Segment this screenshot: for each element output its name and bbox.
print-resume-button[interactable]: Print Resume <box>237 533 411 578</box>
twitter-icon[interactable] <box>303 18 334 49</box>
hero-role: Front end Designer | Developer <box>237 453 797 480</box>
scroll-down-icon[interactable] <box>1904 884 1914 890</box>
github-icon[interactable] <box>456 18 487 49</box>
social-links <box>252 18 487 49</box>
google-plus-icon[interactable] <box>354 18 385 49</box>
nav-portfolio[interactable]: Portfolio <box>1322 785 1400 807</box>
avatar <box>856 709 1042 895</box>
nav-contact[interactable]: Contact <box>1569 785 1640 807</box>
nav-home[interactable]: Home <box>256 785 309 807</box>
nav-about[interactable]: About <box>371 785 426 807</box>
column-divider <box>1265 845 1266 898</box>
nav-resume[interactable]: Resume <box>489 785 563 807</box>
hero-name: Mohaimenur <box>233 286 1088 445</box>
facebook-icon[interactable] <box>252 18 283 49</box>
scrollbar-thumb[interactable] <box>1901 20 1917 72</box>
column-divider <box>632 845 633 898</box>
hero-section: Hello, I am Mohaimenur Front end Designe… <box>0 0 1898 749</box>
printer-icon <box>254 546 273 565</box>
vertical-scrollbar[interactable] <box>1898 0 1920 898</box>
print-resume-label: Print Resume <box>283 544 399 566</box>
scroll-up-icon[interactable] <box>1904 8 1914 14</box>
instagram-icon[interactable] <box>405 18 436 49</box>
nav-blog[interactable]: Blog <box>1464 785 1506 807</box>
*****
■ **Written task**
Rewrite the records above, changing every "column-divider" to "column-separator" and leaving everything else as it is.

■ **Reply**
Segment this screenshot: for each element output its name and bbox.
print-resume-button[interactable]: Print Resume <box>237 533 411 578</box>
twitter-icon[interactable] <box>303 18 334 49</box>
hero-role: Front end Designer | Developer <box>237 453 797 480</box>
scroll-down-icon[interactable] <box>1904 884 1914 890</box>
github-icon[interactable] <box>456 18 487 49</box>
social-links <box>252 18 487 49</box>
google-plus-icon[interactable] <box>354 18 385 49</box>
nav-portfolio[interactable]: Portfolio <box>1322 785 1400 807</box>
avatar <box>856 709 1042 895</box>
nav-contact[interactable]: Contact <box>1569 785 1640 807</box>
nav-home[interactable]: Home <box>256 785 309 807</box>
nav-about[interactable]: About <box>371 785 426 807</box>
column-separator <box>1265 845 1266 898</box>
nav-resume[interactable]: Resume <box>489 785 563 807</box>
hero-name: Mohaimenur <box>233 286 1088 445</box>
facebook-icon[interactable] <box>252 18 283 49</box>
scrollbar-thumb[interactable] <box>1901 20 1917 72</box>
column-separator <box>632 845 633 898</box>
hero-section: Hello, I am Mohaimenur Front end Designe… <box>0 0 1898 749</box>
printer-icon <box>254 546 273 565</box>
vertical-scrollbar[interactable] <box>1898 0 1920 898</box>
print-resume-label: Print Resume <box>283 544 399 566</box>
scroll-up-icon[interactable] <box>1904 8 1914 14</box>
instagram-icon[interactable] <box>405 18 436 49</box>
nav-blog[interactable]: Blog <box>1464 785 1506 807</box>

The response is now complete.